• MATERIALS PROVIDED:
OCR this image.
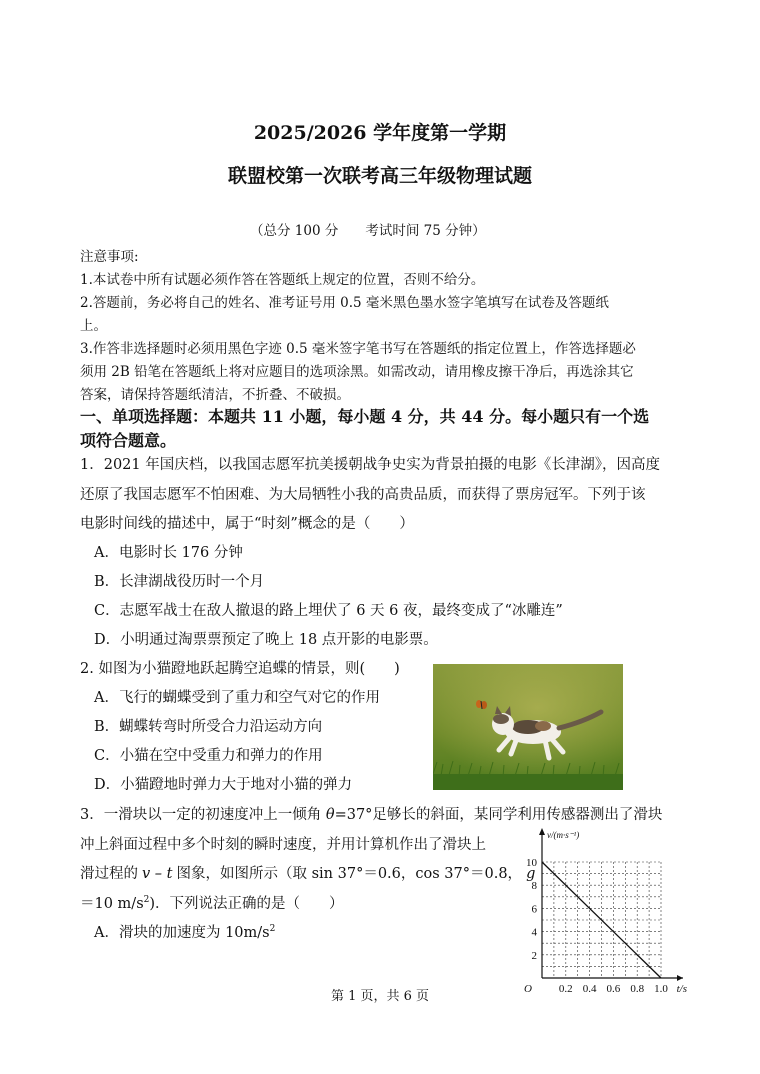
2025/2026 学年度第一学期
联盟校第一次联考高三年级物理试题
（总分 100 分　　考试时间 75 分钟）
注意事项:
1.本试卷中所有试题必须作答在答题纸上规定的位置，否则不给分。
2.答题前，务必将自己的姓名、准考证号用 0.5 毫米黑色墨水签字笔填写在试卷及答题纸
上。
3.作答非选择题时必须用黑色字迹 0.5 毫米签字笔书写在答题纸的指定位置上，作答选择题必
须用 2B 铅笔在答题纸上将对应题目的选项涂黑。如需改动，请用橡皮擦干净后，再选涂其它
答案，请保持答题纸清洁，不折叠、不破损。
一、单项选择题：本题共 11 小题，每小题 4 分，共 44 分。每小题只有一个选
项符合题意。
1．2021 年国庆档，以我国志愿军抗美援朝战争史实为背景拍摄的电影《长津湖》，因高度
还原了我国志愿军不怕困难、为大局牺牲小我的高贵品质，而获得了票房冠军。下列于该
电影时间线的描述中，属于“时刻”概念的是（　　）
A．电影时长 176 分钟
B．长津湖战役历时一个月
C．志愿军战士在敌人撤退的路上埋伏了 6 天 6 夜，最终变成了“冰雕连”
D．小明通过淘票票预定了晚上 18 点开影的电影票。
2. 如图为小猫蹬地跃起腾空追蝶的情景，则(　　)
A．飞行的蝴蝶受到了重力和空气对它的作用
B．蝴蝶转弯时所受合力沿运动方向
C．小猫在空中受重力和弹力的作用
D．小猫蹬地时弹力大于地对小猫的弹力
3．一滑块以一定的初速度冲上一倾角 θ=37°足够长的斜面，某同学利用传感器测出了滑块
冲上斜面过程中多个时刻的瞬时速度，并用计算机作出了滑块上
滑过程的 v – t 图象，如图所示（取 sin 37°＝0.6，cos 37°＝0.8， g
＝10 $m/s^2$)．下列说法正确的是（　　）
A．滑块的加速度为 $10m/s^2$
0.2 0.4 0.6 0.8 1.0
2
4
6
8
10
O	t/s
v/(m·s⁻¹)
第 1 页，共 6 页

• OBJECTIVE:
Return all the entries word for word, but omit any pictures they contain.

• FINAL RESULT:
OCR this image.
2025/2026 学年度第一学期
联盟校第一次联考高三年级物理试题
（总分 100 分　　考试时间 75 分钟）
注意事项:
1.本试卷中所有试题必须作答在答题纸上规定的位置，否则不给分。
2.答题前，务必将自己的姓名、准考证号用 0.5 毫米黑色墨水签字笔填写在试卷及答题纸
上。
3.作答非选择题时必须用黑色字迹 0.5 毫米签字笔书写在答题纸的指定位置上，作答选择题必
须用 2B 铅笔在答题纸上将对应题目的选项涂黑。如需改动，请用橡皮擦干净后，再选涂其它
答案，请保持答题纸清洁，不折叠、不破损。
一、单项选择题：本题共 11 小题，每小题 4 分，共 44 分。每小题只有一个选
项符合题意。
1．2021 年国庆档，以我国志愿军抗美援朝战争史实为背景拍摄的电影《长津湖》，因高度
还原了我国志愿军不怕困难、为大局牺牲小我的高贵品质，而获得了票房冠军。下列于该
电影时间线的描述中，属于“时刻”概念的是（　　）
A．电影时长 176 分钟
B．长津湖战役历时一个月
C．志愿军战士在敌人撤退的路上埋伏了 6 天 6 夜，最终变成了“冰雕连”
D．小明通过淘票票预定了晚上 18 点开影的电影票。
2. 如图为小猫蹬地跃起腾空追蝶的情景，则(　　)
A．飞行的蝴蝶受到了重力和空气对它的作用
B．蝴蝶转弯时所受合力沿运动方向
C．小猫在空中受重力和弹力的作用
D．小猫蹬地时弹力大于地对小猫的弹力
3．一滑块以一定的初速度冲上一倾角 θ=37°足够长的斜面，某同学利用传感器测出了滑块
冲上斜面过程中多个时刻的瞬时速度，并用计算机作出了滑块上
滑过程的 v – t 图象，如图所示（取 sin 37°＝0.6，cos 37°＝0.8， g
＝10 $m/s^2$)．下列说法正确的是（　　）
A．滑块的加速度为 $10m/s^2$
0.2 0.4 0.6 0.8 1.0
2
4
6
8
10
O	t/s
v/(m·s⁻¹)
第 1 页，共 6 页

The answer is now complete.